TASK REQUIREMENTS -> Search the records for "JSON". Copy every line where it appears.

## begin LISTED RECORDS

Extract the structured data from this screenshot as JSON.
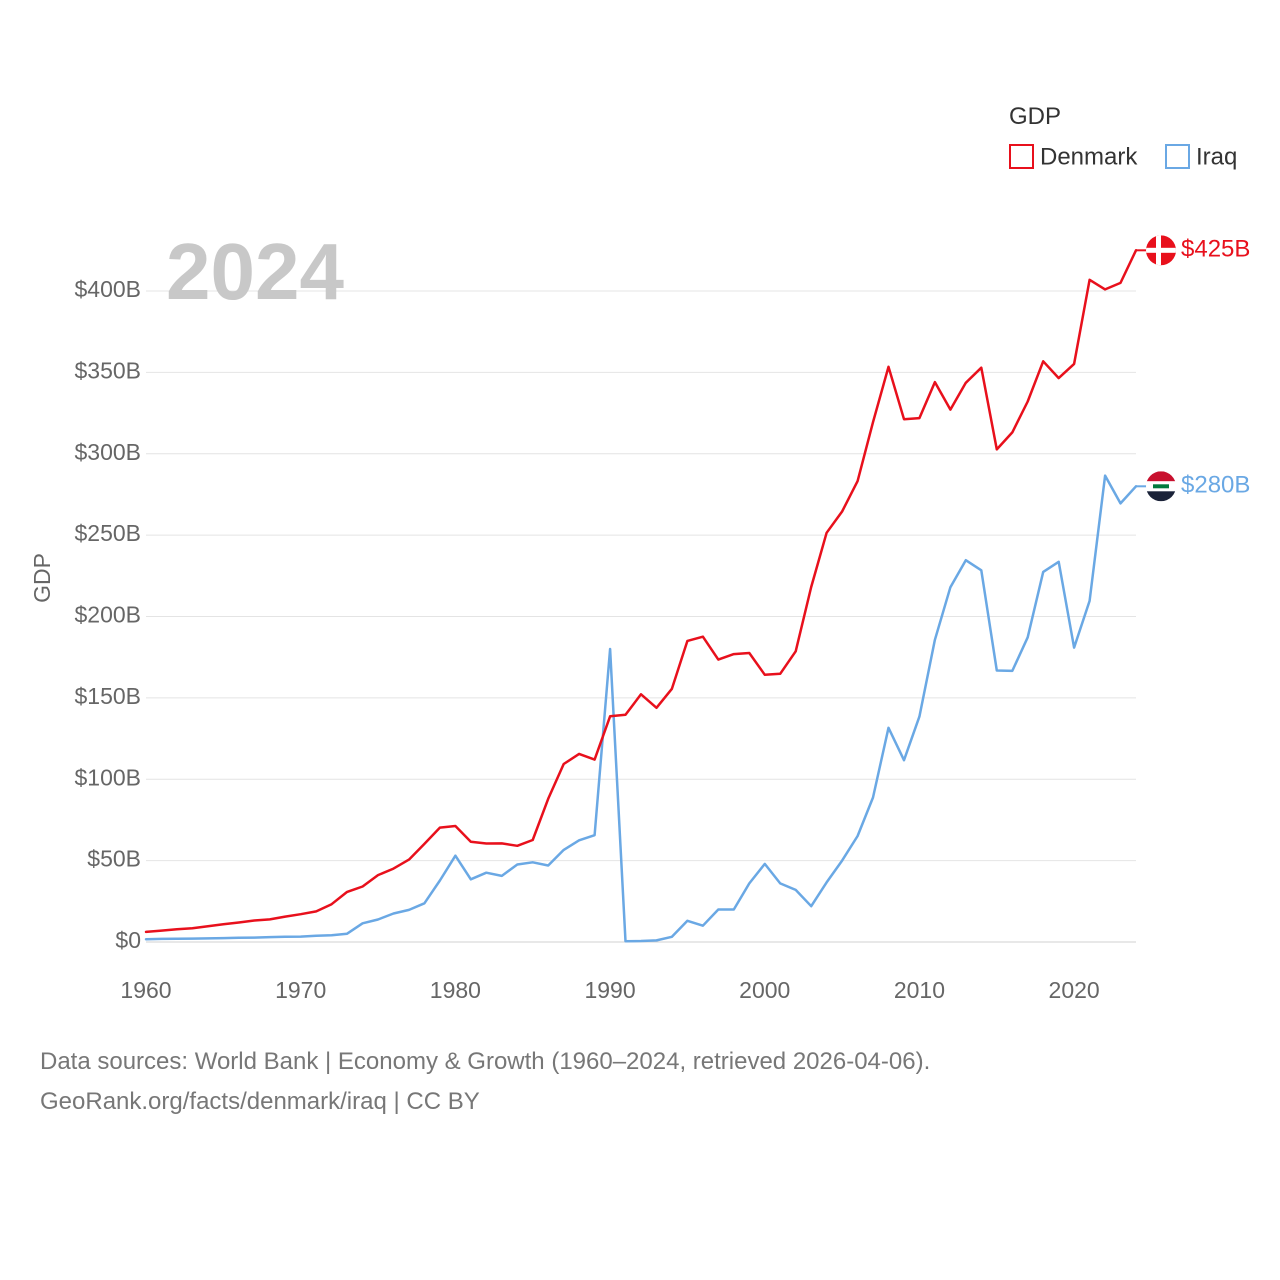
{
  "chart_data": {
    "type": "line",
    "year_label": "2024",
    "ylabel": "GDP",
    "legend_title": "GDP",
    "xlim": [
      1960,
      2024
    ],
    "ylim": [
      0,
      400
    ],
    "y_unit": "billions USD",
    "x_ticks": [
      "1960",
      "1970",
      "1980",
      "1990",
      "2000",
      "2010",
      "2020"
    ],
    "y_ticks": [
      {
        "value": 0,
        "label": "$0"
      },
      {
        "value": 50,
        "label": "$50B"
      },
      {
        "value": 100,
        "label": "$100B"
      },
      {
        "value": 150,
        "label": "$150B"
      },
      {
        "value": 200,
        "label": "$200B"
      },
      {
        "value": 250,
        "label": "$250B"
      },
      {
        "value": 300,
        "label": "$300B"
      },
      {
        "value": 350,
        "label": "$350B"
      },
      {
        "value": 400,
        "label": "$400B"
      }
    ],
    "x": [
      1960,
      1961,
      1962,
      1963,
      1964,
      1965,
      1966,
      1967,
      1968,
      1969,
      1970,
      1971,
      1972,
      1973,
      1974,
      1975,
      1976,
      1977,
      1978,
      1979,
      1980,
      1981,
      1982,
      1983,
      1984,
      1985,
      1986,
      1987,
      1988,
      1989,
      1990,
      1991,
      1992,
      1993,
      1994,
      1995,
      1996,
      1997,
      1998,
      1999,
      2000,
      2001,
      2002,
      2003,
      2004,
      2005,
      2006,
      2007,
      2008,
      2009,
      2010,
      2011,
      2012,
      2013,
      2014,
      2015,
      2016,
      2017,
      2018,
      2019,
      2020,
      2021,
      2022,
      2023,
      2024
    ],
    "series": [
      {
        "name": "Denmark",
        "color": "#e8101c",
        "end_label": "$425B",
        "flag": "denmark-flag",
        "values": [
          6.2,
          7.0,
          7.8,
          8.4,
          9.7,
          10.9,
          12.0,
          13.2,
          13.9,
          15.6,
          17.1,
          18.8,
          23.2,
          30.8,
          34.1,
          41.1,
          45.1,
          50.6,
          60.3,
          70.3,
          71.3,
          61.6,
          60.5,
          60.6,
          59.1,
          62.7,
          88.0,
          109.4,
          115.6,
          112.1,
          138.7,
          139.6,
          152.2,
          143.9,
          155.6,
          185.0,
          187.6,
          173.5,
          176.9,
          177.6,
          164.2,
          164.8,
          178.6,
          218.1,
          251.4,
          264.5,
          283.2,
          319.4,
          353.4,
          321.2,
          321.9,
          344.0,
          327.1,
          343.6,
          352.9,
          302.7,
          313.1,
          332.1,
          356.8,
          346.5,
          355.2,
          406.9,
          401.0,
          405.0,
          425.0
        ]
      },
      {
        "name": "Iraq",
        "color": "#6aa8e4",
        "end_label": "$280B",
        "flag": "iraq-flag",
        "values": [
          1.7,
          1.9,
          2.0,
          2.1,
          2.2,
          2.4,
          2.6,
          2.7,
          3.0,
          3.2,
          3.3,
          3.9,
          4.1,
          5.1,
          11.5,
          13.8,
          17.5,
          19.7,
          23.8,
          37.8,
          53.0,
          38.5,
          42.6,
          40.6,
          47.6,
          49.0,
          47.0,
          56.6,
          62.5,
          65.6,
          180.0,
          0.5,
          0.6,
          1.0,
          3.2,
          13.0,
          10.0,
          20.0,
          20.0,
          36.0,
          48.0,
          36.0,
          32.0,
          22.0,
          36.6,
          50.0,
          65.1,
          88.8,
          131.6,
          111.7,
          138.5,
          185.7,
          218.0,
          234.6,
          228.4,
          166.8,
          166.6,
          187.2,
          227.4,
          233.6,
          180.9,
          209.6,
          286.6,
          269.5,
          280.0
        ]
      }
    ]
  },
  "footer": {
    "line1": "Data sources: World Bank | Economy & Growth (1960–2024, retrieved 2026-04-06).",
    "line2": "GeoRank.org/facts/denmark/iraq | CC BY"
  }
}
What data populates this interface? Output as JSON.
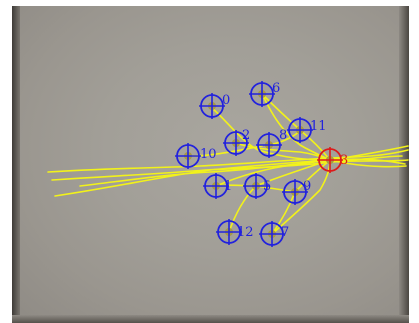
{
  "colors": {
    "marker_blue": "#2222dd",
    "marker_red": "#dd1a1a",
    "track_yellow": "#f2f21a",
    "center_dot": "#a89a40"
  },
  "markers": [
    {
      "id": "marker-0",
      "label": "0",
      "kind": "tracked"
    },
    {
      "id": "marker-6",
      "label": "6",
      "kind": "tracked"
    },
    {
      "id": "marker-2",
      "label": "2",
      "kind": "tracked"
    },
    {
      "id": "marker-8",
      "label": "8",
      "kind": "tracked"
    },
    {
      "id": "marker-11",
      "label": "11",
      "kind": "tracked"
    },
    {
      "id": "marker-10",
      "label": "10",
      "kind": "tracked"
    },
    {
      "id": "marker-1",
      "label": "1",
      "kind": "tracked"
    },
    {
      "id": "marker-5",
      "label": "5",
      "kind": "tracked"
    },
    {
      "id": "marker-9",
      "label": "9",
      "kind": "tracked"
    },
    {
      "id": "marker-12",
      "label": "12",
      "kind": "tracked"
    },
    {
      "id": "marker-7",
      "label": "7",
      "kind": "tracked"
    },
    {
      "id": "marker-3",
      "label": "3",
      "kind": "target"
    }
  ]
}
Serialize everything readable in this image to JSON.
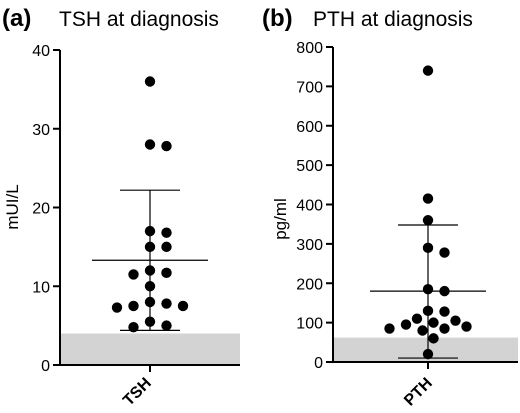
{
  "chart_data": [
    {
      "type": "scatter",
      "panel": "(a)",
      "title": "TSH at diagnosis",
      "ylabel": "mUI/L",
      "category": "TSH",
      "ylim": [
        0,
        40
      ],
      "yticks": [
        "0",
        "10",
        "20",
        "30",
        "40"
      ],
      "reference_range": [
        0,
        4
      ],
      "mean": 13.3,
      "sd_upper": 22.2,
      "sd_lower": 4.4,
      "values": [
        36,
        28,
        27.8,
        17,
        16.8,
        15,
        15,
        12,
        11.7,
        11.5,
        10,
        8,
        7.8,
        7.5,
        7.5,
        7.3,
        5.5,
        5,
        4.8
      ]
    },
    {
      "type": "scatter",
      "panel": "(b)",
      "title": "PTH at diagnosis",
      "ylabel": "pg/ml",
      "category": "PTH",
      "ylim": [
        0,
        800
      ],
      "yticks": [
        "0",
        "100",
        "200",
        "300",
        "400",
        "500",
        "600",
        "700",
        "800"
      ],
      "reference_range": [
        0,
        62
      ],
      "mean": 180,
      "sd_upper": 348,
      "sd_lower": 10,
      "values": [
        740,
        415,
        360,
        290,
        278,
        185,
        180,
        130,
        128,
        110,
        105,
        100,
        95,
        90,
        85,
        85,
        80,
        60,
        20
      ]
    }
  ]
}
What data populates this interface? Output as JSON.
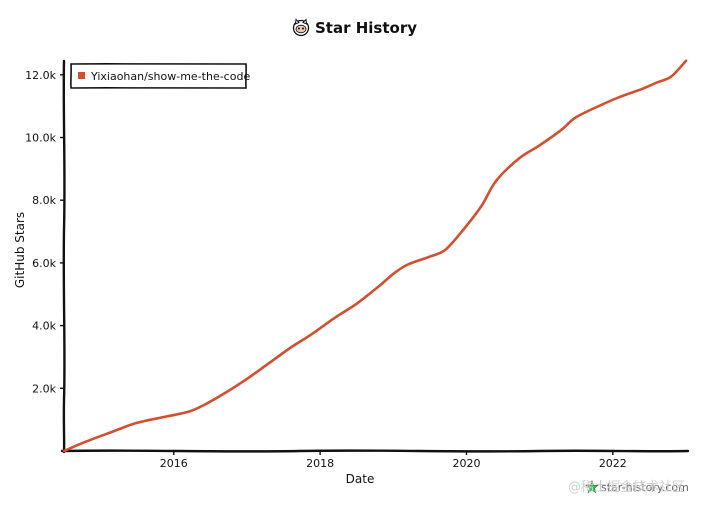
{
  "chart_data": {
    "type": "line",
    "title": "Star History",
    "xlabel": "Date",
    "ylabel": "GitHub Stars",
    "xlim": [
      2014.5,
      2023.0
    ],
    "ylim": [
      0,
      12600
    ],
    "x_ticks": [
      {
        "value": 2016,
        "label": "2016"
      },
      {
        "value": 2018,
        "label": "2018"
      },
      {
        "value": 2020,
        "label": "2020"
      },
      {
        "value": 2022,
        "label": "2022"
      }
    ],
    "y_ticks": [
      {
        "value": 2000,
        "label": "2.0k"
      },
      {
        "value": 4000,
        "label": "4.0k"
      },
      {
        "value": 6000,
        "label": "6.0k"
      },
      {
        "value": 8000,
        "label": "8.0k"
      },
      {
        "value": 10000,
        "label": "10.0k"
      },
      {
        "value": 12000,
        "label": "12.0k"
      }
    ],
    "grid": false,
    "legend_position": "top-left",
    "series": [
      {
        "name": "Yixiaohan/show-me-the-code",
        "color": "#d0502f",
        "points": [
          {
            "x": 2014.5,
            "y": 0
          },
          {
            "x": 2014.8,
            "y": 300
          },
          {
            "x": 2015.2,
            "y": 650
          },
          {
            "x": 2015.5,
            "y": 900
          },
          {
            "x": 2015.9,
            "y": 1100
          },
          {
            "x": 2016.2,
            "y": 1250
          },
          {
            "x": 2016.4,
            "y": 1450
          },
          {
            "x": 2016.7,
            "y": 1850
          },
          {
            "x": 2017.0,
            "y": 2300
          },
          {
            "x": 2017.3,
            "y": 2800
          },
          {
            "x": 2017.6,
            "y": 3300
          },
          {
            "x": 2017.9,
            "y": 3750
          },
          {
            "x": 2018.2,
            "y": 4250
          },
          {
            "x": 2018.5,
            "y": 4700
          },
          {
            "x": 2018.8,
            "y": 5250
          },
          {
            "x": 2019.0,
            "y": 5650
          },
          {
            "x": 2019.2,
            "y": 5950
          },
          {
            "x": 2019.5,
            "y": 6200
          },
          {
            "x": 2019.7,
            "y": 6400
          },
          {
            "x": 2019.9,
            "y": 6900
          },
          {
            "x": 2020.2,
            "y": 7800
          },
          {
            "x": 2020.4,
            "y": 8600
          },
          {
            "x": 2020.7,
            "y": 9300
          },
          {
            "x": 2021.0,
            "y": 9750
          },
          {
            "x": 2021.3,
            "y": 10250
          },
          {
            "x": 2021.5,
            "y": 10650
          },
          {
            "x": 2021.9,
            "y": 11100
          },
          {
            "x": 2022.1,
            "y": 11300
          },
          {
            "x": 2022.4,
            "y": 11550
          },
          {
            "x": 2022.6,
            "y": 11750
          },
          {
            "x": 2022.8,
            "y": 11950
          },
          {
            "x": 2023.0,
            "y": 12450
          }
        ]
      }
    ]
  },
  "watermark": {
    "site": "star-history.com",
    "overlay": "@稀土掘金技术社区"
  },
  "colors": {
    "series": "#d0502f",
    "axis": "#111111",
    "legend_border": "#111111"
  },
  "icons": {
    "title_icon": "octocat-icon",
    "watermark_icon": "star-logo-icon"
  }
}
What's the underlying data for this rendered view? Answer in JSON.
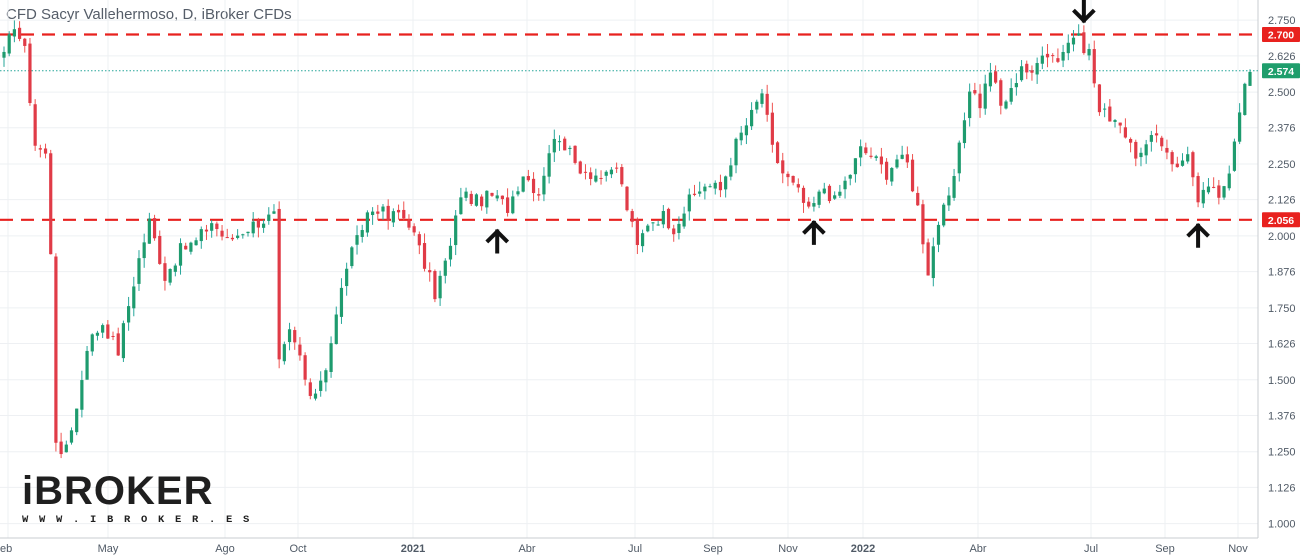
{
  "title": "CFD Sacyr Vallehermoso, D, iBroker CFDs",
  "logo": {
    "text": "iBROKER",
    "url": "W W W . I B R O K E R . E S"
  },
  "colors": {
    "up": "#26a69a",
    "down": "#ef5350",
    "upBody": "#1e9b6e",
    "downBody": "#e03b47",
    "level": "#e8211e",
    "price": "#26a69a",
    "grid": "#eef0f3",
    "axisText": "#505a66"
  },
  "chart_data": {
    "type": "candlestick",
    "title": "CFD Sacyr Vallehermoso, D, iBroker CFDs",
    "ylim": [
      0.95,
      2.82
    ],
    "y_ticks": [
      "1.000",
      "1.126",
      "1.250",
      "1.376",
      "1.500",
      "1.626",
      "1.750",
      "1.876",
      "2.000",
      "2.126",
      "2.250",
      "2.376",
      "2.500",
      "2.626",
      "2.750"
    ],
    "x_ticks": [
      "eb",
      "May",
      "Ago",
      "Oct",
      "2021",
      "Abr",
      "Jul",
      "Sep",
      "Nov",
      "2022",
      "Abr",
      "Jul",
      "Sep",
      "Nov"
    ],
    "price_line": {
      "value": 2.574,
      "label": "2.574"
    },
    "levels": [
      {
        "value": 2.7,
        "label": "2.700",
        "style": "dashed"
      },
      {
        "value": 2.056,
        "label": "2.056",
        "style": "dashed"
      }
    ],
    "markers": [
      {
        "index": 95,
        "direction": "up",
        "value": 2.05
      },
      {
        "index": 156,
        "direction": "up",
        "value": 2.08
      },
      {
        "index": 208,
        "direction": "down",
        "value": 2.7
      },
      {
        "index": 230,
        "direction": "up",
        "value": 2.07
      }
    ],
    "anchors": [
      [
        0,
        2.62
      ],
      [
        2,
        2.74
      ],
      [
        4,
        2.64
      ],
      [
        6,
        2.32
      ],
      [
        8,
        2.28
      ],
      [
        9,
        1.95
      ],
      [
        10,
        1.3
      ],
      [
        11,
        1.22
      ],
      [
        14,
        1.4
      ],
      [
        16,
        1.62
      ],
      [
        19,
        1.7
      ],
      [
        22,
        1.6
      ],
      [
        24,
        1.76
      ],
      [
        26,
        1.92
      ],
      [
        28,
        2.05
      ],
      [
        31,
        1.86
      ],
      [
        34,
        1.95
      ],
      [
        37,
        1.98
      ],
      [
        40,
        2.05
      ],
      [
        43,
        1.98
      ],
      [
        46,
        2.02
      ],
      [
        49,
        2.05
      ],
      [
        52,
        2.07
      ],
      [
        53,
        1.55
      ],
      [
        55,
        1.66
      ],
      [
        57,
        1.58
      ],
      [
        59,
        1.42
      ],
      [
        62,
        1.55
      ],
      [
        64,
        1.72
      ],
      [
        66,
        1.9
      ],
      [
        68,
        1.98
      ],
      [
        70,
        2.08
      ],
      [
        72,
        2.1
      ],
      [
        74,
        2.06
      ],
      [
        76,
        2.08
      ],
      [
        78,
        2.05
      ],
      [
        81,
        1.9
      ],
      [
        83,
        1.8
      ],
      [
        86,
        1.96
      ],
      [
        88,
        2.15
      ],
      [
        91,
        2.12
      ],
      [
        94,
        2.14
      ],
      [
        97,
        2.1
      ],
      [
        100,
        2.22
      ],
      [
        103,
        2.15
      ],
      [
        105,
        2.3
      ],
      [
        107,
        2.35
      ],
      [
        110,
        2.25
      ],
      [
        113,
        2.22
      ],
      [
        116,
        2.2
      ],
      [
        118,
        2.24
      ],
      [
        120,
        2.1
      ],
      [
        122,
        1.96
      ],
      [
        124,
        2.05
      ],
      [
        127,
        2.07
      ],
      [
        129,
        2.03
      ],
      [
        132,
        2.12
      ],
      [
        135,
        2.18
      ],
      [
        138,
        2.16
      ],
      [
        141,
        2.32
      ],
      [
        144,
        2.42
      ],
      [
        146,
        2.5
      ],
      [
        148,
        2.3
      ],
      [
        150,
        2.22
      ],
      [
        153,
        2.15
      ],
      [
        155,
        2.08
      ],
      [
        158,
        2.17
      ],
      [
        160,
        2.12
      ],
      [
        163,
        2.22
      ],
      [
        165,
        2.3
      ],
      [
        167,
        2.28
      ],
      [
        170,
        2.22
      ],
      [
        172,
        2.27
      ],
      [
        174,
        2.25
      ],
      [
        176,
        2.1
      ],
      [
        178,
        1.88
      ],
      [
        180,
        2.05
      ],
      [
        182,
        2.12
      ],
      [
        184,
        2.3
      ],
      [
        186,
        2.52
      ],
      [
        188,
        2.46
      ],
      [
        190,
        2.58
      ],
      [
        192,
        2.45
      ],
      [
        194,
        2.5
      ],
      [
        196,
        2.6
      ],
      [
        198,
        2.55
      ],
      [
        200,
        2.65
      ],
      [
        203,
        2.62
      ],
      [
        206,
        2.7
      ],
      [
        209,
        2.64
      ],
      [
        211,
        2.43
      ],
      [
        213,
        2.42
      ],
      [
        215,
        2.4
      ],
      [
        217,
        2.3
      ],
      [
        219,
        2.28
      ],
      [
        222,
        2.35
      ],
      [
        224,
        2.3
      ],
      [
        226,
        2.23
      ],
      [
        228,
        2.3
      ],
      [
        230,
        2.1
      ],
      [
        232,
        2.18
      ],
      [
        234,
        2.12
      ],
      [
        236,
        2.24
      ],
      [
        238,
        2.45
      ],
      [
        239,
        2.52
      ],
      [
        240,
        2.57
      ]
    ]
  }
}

## end LISTED RECORDS

RIGHT ANSWER ->
Extract the structured data from this screenshot as JSON.
What data populates this interface? Output as JSON.
Serialize everything readable in this image to JSON.
What data populates this interface? Output as JSON.
What's the underlying data for this rendered view? Answer in JSON.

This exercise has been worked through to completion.